### PROBLEM DESCRIPTION
Set down the material below word for word, excluding the pictures.

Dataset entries
↓↓↓

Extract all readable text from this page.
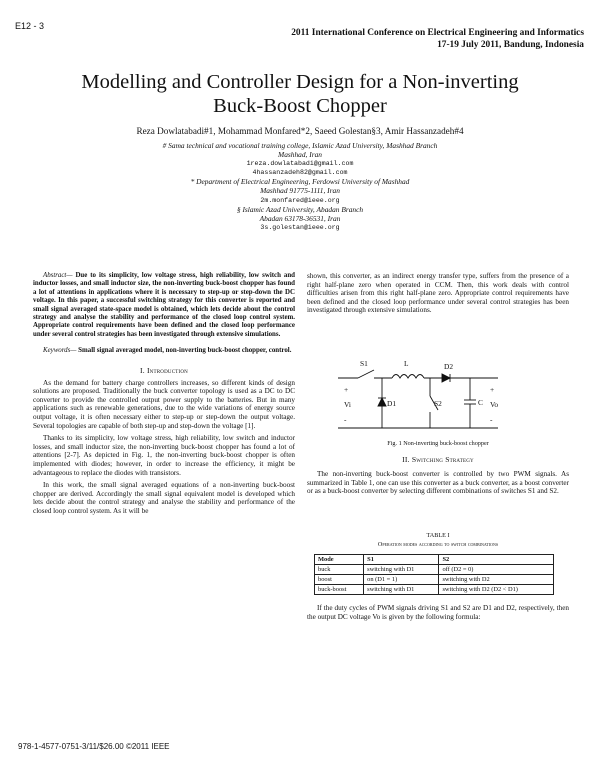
E12 - 3
2011 International Conference on Electrical Engineering and Informatics
17-19 July 2011, Bandung, Indonesia
Modelling and Controller Design for a Non-inverting
Buck-Boost Chopper
Reza Dowlatabadi#1, Mohammad Monfared*2, Saeed Golestan§3, Amir Hassanzadeh#4
# Sama technical and vocational training college, Islamic Azad University, Mashhad Branch
Mashhad, Iran
1reza.dowlatabadi@gmail.com
4hassanzadeh82@gmail.com
* Department of Electrical Engineering, Ferdowsi University of Mashhad
Mashhad 91775-1111, Iran
2m.monfared@ieee.org
§ Islamic Azad University, Abadan Branch
Abadan 63178-36531, Iran
3s.golestan@ieee.org
Abstract— Due to its simplicity, low voltage stress, high reliability, low switch and inductor losses, and small inductor size, the non-inverting buck-boost chopper has found a lot of attentions in applications where it is necessary to step-up or step-down the DC voltage. In this paper, a successful switching strategy for this converter is reported and small signal averaged state-space model is obtained, which lets decide about the control strategy and analyse the stability and performance of the closed loop control system. Appropriate control requirements have been defined and the closed loop performance under several control strategies has been investigated through extensive simulations.
Keywords— Small signal averaged model, non-inverting buck-boost chopper, control.
I. Introduction
As the demand for battery charge controllers increases, so different kinds of design solutions are proposed. Traditionally the buck converter topology is used as a DC to DC converter to provide the controlled output power supply to the batteries. But in many applications such as renewable generations, due to the wide variations of energy source output voltage, it is often necessary either to step-up or step-down the output voltage. Several topologies are capable of both step-up and step-down the voltage [1].
Thanks to its simplicity, low voltage stress, high reliability, low switch and inductor losses, and small inductor size, the non-inverting buck-boost chopper has found a lot of attentions [2-7]. As depicted in Fig. 1, the non-inverting buck-boost chopper is often implemented with diodes; however, in order to increase the efficiency, it might be advantageous to replace the diodes with transistors.
In this work, the small signal averaged equations of a non-inverting buck-boost chopper are derived. Accordingly the small signal equivalent model is developed which lets decide about the control strategy and analyse the stability and performance of the closed loop control system. As it will be
shown, this converter, as an indirect energy transfer type, suffers from the presence of a right half-plane zero when operated in CCM. Then, this work deals with control difficulties arisen from this right half-plane zero. Appropriate control requirements have been defined and the closed loop performance under several control strategies has been investigated through extensive simulations.
S1	L	D2
D1	S2	C
Vi	Vo
+
-
+
-
Fig. 1 Non-inverting buck-boost chopper
II. Switching Strategy
The non-inverting buck-boost converter is controlled by two PWM signals. As summarized in Table 1, one can use this converter as a buck converter, as a boost converter or as a buck-boost converter by selecting different combinations of switches S1 and S2.
TABLE I
Operation modes according to switch combinations
Mode	S1	S2
buck	switching with D1	off (D2 = 0)
boost	on (D1 = 1)	switching with D2
buck-boost	switching with D1	switching with D2 (D2 < D1)
If the duty cycles of PWM signals driving S1 and S2 are D1 and D2, respectively, then the output DC voltage Vo is given by the following formula:
978-1-4577-0751-3/11/$26.00 ©2011 IEEE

↑↑↑

### FINISHED ANSWER
Extract all readable text from this page.
E12 - 3
2011 International Conference on Electrical Engineering and Informatics
17-19 July 2011, Bandung, Indonesia
Modelling and Controller Design for a Non-inverting
Buck-Boost Chopper
Reza Dowlatabadi#1, Mohammad Monfared*2, Saeed Golestan§3, Amir Hassanzadeh#4
# Sama technical and vocational training college, Islamic Azad University, Mashhad Branch
Mashhad, Iran
1reza.dowlatabadi@gmail.com
4hassanzadeh82@gmail.com
* Department of Electrical Engineering, Ferdowsi University of Mashhad
Mashhad 91775-1111, Iran
2m.monfared@ieee.org
§ Islamic Azad University, Abadan Branch
Abadan 63178-36531, Iran
3s.golestan@ieee.org
Abstract— Due to its simplicity, low voltage stress, high reliability, low switch and inductor losses, and small inductor size, the non-inverting buck-boost chopper has found a lot of attentions in applications where it is necessary to step-up or step-down the DC voltage. In this paper, a successful switching strategy for this converter is reported and small signal averaged state-space model is obtained, which lets decide about the control strategy and analyse the stability and performance of the closed loop control system. Appropriate control requirements have been defined and the closed loop performance under several control strategies has been investigated through extensive simulations.
Keywords— Small signal averaged model, non-inverting buck-boost chopper, control.
I. Introduction
As the demand for battery charge controllers increases, so different kinds of design solutions are proposed. Traditionally the buck converter topology is used as a DC to DC converter to provide the controlled output power supply to the batteries. But in many applications such as renewable generations, due to the wide variations of energy source output voltage, it is often necessary either to step-up or step-down the output voltage. Several topologies are capable of both step-up and step-down the voltage [1].
Thanks to its simplicity, low voltage stress, high reliability, low switch and inductor losses, and small inductor size, the non-inverting buck-boost chopper has found a lot of attentions [2-7]. As depicted in Fig. 1, the non-inverting buck-boost chopper is often implemented with diodes; however, in order to increase the efficiency, it might be advantageous to replace the diodes with transistors.
In this work, the small signal averaged equations of a non-inverting buck-boost chopper are derived. Accordingly the small signal equivalent model is developed which lets decide about the control strategy and analyse the stability and performance of the closed loop control system. As it will be
shown, this converter, as an indirect energy transfer type, suffers from the presence of a right half-plane zero when operated in CCM. Then, this work deals with control difficulties arisen from this right half-plane zero. Appropriate control requirements have been defined and the closed loop performance under several control strategies has been investigated through extensive simulations.
S1	L	D2
D1	S2	C
Vi	Vo
+
-
+
-
Fig. 1 Non-inverting buck-boost chopper
II. Switching Strategy
The non-inverting buck-boost converter is controlled by two PWM signals. As summarized in Table 1, one can use this converter as a buck converter, as a boost converter or as a buck-boost converter by selecting different combinations of switches S1 and S2.
TABLE I
Operation modes according to switch combinations
Mode	S1	S2
buck	switching with D1	off (D2 = 0)
boost	on (D1 = 1)	switching with D2
buck-boost	switching with D1	switching with D2 (D2 < D1)
If the duty cycles of PWM signals driving S1 and S2 are D1 and D2, respectively, then the output DC voltage Vo is given by the following formula:
978-1-4577-0751-3/11/$26.00 ©2011 IEEE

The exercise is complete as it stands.